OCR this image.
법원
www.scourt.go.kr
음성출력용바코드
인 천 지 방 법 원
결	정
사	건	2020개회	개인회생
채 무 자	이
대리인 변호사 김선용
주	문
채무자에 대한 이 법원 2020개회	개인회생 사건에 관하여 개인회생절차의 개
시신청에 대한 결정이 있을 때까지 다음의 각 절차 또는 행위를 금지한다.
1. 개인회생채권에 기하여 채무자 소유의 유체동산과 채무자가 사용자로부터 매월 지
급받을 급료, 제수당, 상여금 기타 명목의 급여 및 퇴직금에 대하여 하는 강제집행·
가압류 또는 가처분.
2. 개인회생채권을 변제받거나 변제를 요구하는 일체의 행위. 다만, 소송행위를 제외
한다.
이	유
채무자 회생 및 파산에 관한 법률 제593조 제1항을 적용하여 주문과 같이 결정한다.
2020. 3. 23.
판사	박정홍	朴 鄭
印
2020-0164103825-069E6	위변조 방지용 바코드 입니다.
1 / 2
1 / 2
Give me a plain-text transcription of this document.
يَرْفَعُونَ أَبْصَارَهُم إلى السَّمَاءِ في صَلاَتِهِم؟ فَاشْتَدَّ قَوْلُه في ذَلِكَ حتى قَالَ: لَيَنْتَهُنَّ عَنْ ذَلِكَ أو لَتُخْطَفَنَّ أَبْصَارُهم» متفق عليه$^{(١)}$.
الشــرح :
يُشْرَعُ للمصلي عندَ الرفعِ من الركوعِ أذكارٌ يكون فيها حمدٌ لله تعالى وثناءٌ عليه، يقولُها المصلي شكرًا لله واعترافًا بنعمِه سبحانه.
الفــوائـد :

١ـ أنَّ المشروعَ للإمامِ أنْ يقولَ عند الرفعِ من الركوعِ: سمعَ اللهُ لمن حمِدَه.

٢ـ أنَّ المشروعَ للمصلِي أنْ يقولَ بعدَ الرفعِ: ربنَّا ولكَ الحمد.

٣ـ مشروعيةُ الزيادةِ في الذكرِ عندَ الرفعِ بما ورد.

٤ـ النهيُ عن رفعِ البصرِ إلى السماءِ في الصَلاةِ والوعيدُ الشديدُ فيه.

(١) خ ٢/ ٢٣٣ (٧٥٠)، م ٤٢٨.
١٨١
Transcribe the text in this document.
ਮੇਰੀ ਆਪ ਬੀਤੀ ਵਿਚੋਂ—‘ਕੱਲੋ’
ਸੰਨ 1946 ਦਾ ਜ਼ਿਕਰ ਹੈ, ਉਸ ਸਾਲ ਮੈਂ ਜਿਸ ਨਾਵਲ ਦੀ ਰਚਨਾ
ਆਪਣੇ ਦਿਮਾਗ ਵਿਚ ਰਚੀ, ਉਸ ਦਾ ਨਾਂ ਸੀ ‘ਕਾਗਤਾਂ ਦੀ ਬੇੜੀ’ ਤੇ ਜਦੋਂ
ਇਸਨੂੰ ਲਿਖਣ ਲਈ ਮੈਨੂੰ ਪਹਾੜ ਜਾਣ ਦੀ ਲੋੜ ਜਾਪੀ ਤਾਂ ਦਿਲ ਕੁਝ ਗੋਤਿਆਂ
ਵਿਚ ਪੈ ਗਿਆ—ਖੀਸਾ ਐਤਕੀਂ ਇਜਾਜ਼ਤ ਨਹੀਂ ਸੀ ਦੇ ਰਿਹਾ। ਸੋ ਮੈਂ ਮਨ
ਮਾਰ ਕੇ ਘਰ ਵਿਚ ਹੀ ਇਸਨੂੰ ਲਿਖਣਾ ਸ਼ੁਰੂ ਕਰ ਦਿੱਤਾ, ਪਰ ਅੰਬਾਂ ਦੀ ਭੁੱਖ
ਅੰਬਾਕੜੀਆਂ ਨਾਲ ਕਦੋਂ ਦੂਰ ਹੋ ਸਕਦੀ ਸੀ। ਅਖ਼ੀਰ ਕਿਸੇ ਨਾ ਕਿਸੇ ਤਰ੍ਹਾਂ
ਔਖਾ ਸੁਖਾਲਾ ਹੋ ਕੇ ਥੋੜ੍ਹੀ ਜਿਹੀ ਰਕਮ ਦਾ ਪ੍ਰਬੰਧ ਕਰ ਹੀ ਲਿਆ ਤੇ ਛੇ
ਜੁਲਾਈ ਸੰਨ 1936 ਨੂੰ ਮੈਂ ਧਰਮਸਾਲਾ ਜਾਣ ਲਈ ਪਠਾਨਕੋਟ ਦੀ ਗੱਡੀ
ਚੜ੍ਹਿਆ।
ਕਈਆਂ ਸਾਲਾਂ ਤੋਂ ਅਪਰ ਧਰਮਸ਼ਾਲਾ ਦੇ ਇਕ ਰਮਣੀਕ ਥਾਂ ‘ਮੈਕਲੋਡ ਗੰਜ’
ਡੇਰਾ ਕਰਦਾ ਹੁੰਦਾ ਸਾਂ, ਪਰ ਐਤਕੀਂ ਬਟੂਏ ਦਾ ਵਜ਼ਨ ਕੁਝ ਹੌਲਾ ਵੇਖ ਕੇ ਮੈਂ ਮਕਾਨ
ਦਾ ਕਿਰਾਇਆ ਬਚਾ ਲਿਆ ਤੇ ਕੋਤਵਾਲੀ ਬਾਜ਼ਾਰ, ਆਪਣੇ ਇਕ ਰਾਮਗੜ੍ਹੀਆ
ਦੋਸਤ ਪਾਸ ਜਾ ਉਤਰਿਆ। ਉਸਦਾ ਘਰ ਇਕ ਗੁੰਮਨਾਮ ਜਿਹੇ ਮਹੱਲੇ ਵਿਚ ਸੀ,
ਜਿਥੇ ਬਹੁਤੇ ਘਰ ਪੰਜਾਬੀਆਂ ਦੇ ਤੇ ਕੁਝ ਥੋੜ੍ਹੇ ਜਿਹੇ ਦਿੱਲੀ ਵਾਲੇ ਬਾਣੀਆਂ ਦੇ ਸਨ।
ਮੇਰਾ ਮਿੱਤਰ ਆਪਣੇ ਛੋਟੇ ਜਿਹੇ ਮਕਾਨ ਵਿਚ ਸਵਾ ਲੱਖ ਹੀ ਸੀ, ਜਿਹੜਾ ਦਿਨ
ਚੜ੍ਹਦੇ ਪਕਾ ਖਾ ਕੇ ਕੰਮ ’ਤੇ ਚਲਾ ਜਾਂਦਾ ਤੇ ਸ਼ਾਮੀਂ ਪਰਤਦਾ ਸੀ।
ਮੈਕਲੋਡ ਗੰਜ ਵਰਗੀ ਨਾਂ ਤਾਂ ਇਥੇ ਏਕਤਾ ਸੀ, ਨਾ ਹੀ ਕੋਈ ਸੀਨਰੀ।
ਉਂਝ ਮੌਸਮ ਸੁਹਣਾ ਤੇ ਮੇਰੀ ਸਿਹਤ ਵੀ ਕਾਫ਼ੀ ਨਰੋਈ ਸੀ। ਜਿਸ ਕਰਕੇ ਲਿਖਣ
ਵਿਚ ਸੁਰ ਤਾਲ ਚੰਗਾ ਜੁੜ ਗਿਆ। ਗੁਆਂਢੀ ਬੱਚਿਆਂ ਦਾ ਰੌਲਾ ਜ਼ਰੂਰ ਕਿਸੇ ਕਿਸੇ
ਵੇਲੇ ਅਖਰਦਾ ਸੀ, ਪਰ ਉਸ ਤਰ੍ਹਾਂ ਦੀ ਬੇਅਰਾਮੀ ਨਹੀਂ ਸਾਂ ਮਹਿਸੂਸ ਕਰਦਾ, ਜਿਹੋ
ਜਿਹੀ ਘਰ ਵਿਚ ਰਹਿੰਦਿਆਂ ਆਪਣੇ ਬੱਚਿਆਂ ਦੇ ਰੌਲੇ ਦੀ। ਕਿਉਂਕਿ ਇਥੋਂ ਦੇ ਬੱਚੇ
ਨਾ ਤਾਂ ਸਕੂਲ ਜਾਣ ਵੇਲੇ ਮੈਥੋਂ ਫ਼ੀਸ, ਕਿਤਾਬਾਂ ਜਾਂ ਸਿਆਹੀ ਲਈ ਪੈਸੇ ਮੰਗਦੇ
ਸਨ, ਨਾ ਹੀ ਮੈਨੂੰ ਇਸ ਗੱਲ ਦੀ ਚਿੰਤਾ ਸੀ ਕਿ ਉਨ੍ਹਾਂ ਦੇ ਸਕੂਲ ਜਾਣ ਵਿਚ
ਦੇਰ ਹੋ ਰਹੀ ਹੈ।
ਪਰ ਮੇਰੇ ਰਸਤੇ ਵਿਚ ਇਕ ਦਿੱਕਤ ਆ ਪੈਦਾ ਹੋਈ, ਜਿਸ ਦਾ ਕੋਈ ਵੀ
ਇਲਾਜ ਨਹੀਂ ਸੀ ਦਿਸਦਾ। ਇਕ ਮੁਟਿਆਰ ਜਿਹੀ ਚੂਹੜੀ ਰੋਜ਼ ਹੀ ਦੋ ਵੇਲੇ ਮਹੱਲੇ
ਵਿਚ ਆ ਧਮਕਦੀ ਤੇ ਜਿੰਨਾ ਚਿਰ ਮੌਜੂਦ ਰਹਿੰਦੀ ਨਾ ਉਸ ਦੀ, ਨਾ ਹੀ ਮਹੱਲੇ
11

» EXERCISE AIM
Read the entries and select each line where the word "عليه" is found.

» FINAL ANSWER
يَرْفَعُونَ أَبْصَارَهُم إلى السَّمَاءِ في صَلاَتِهِم؟ فَاشْتَدَّ قَوْلُه في ذَلِكَ حتى قَالَ: لَيَنْتَهُنَّ عَنْ ذَلِكَ أو لَتُخْطَفَنَّ أَبْصَارُهم» متفق عليه$^{(١)}$.
يُشْرَعُ للمصلي عندَ الرفعِ من الركوعِ أذكارٌ يكون فيها حمدٌ لله تعالى وثناءٌ عليه، يقولُها المصلي شكرًا لله واعترافًا بنعمِه سبحانه.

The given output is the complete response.